> _Direction_
Which lines of the records contain "Expresidente"? Collect every one of them.

> _Data extract_

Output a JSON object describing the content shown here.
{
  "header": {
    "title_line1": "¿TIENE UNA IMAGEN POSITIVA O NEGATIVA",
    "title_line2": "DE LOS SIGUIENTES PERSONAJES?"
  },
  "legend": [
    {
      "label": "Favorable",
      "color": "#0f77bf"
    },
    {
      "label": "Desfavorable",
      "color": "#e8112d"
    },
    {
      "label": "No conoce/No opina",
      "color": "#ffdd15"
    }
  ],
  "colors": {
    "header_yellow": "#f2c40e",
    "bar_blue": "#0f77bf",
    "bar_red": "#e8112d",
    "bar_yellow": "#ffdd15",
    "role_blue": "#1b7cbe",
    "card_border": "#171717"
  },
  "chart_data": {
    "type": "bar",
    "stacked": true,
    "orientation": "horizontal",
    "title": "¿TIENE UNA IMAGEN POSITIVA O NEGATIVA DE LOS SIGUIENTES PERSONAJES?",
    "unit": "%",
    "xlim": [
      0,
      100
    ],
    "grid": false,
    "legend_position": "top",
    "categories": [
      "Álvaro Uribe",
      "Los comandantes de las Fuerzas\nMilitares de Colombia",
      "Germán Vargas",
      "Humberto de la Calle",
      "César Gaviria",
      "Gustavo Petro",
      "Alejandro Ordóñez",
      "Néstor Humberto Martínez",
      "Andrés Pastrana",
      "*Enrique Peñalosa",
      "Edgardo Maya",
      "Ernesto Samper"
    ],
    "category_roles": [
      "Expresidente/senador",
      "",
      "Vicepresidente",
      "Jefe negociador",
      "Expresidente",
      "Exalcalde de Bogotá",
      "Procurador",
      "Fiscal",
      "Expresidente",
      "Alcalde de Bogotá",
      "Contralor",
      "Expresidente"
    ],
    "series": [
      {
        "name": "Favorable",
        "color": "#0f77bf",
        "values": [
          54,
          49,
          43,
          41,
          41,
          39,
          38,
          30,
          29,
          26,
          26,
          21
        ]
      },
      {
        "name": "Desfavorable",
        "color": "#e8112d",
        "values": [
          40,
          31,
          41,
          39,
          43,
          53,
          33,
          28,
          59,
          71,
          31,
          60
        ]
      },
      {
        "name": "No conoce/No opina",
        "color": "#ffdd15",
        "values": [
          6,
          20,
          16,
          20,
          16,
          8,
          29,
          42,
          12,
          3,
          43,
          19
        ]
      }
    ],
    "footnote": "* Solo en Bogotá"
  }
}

> _Answer to this task_
      "Expresidente/senador",
      "Expresidente",
      "Expresidente",
      "Expresidente"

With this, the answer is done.